### AIM
Print all entries precisely as they are written.

Extracted records:

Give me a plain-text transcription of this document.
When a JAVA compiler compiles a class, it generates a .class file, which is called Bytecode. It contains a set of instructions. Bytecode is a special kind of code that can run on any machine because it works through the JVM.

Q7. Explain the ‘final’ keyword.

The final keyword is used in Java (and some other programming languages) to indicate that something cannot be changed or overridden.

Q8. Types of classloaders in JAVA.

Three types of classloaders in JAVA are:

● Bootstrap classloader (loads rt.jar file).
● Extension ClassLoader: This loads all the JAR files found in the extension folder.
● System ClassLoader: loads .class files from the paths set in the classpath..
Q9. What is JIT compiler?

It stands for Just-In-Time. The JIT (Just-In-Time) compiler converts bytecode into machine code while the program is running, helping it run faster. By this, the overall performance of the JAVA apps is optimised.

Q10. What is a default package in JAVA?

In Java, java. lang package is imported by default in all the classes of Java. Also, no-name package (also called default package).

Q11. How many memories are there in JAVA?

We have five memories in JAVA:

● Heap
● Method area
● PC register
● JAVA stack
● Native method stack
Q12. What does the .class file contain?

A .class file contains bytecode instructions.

### FINISHED ANSWER
Give me a plain-text transcription of this document.
When a JAVA compiler compiles a class, it generates a .class file, which is called Bytecode. It contains a set of instructions. Bytecode is a special kind of code that can run on any machine because it works through the JVM.

Q7. Explain the ‘final’ keyword.

The final keyword is used in Java (and some other programming languages) to indicate that something cannot be changed or overridden.

Q8. Types of classloaders in JAVA.

Three types of classloaders in JAVA are:

● Bootstrap classloader (loads rt.jar file).
● Extension ClassLoader: This loads all the JAR files found in the extension folder.
● System ClassLoader: loads .class files from the paths set in the classpath..
Q9. What is JIT compiler?

It stands for Just-In-Time. The JIT (Just-In-Time) compiler converts bytecode into machine code while the program is running, helping it run faster. By this, the overall performance of the JAVA apps is optimised.

Q10. What is a default package in JAVA?

In Java, java. lang package is imported by default in all the classes of Java. Also, no-name package (also called default package).

Q11. How many memories are there in JAVA?

We have five memories in JAVA:

● Heap
● Method area
● PC register
● JAVA stack
● Native method stack
Q12. What does the .class file contain?

A .class file contains bytecode instructions.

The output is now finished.